May 23, 2016
It started innocuously enough. The prime minister-for-life never missed the annual “Liberation Day” parade. With the drums and platoons thundering, nobody noticed as the quadcopter, barely larger than a sparrow, floated down toward the dais, its faint whirr drowned out by the industrial machinery rolling by in formation.
It was at once a child’s birthday present and the summation of millennia of military science. A flying machine postulated long ago by Michelangelo, now equipped with a vial of biological toxin, a GPS chip, microprocessors, and facial recognition software.
The attackers had uploaded the prime minister’s face to the quadcopter’s onboard processor, given it a rough search grid where they expected the target to be located, and then let it loose. The drone found its target, quickly zoomed within a few inches of the man’s face, deployed its payload, and self-destructed. The prime minister and his coterie were dead within the hour.
His remaining lieutenants were at each other’s throats by the end of the day. Their respective clans lobbed accusations at one another on social media, live-streamed protests, and employed smartphone-wielding teenagers as spotters.

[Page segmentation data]
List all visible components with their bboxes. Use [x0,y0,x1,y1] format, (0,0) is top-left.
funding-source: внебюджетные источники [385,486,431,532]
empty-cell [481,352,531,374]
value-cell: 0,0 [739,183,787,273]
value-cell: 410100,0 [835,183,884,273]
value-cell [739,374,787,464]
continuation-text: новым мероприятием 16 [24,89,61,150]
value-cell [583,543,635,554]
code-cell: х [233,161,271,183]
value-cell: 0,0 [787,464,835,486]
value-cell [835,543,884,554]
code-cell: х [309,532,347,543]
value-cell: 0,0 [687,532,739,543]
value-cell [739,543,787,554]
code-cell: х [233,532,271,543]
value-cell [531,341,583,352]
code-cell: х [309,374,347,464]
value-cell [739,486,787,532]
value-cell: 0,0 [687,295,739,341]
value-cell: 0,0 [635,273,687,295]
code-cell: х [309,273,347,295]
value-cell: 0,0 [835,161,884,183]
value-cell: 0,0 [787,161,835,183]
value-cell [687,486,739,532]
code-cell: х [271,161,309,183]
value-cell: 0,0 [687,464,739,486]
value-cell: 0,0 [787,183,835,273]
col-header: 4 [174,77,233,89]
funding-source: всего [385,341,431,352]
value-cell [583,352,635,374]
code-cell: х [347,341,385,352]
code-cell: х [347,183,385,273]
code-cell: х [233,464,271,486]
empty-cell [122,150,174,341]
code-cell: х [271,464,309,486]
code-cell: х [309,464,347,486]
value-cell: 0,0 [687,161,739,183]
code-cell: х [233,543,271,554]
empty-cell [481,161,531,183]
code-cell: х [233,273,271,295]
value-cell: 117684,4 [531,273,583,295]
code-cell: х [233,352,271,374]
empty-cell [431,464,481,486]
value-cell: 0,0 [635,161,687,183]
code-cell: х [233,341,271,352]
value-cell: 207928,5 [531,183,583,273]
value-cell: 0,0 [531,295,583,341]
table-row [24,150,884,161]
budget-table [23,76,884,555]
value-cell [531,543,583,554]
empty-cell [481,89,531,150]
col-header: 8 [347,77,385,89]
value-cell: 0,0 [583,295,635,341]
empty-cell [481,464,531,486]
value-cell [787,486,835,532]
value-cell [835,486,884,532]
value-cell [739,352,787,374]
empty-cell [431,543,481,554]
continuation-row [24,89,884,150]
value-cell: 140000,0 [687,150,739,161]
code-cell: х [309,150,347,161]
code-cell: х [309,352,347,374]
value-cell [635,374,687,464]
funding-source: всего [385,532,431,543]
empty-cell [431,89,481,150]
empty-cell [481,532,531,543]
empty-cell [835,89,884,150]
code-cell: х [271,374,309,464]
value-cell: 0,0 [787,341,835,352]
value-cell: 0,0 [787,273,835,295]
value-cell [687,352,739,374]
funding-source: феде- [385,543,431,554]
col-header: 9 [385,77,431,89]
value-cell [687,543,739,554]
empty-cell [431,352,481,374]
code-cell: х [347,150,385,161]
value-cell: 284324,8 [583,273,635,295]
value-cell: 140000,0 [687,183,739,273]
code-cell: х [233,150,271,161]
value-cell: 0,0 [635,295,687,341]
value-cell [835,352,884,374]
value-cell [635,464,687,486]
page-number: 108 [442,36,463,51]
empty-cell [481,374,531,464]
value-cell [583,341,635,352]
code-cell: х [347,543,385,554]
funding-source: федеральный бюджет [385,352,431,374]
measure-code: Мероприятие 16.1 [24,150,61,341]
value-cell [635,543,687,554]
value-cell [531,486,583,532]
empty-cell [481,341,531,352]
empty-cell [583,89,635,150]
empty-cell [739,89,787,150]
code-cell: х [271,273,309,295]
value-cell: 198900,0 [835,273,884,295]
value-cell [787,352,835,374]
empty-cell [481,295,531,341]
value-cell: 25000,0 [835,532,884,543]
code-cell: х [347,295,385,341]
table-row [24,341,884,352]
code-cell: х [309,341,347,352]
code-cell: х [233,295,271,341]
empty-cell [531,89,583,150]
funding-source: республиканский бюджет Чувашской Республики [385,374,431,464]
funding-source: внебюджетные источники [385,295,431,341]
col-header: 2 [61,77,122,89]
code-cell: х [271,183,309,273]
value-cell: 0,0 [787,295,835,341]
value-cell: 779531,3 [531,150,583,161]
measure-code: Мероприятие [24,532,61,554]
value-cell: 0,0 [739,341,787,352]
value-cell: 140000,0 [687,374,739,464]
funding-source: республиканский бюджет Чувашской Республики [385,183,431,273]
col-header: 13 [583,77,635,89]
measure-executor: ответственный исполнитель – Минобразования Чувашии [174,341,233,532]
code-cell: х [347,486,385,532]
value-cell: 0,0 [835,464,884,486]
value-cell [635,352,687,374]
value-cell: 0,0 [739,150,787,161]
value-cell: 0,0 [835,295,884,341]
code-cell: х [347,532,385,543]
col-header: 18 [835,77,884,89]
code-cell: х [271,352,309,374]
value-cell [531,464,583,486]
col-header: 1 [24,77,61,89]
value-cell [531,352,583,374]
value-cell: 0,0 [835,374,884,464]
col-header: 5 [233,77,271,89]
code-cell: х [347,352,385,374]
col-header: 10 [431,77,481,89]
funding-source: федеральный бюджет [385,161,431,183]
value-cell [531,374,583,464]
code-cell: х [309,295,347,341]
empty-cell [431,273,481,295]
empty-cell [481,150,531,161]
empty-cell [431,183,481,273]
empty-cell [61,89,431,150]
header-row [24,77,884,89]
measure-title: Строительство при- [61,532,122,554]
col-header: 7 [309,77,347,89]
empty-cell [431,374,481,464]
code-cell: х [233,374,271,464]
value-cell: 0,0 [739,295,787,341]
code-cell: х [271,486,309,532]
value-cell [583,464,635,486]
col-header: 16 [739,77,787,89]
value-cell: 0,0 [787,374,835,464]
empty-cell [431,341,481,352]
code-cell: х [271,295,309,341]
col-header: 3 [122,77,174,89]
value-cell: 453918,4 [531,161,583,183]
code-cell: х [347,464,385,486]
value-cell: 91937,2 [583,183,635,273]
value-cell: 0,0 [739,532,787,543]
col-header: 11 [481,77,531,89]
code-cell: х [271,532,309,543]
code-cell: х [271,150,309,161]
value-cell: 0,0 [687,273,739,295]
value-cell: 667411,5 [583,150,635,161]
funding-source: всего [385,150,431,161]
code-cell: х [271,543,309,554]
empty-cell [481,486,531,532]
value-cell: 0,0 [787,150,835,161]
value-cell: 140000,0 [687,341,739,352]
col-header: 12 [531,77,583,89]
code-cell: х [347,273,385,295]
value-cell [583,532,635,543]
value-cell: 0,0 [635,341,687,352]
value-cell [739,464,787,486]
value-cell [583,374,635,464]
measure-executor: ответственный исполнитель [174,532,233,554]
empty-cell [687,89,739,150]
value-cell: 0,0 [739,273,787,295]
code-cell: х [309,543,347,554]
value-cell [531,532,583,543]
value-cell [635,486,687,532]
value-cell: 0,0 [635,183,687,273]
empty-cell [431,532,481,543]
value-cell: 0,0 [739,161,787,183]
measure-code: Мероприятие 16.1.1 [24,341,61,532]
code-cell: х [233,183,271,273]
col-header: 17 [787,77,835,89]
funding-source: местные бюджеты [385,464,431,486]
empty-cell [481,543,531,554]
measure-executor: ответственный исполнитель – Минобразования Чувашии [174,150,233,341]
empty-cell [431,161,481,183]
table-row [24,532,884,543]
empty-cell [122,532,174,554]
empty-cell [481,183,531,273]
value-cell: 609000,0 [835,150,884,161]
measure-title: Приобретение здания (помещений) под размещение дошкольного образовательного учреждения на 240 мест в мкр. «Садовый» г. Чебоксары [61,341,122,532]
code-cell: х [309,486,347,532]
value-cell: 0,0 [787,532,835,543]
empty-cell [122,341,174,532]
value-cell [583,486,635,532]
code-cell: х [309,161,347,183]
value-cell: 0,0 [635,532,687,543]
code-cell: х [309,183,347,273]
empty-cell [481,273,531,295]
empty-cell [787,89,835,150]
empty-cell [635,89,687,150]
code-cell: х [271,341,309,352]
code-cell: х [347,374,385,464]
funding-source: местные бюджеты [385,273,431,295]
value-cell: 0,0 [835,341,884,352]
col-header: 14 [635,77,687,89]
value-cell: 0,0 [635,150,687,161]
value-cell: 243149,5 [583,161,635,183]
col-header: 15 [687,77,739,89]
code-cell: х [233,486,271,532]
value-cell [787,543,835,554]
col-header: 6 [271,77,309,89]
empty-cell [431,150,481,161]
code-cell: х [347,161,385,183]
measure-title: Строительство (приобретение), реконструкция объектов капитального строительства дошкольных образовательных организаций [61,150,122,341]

Work request A: In the parade story, what did the attackers upload to the quadcopter's onboard processor?
Work request B: Carry the parade story forward from its final sentence.

Exercise result A: They uploaded the prime minister's face.

Exercise result B:
By week’s end the country was awash in blood, thrown into a full-scale civil war. Community centers equipped by aid organizations with 3D printers quickly turned into weapons-printing armories. An enterprising college student, sent away to the University of London by her urban middle-class parents, translated a copy of the U.S. Army’s Ranger Handbook into the local dialect and uploaded it to a well-known file-sharing website clandestinely built by locals on top of Wikipedia.
Cryptocurrency donations flowed in from diaspora communities in Europe, funding ad hoc logistics networks ferrying supplies by the pound across the border. It was a 21st-century Berlin Airlift of apocalyptic know-how. Thumb drives with videos describing how to mix explosives from household goods were passed around like candy. Mobile phone-towers, once symbols of modernity (and, to the discerning observer, the reach of domestic and foreign intelligence services) were quickly destroyed. In their place, ad hoc wireless mesh networks popped up around the country built with old 802.11n routers strung up to the sides of buildings, operating without the need for satellite connectivity.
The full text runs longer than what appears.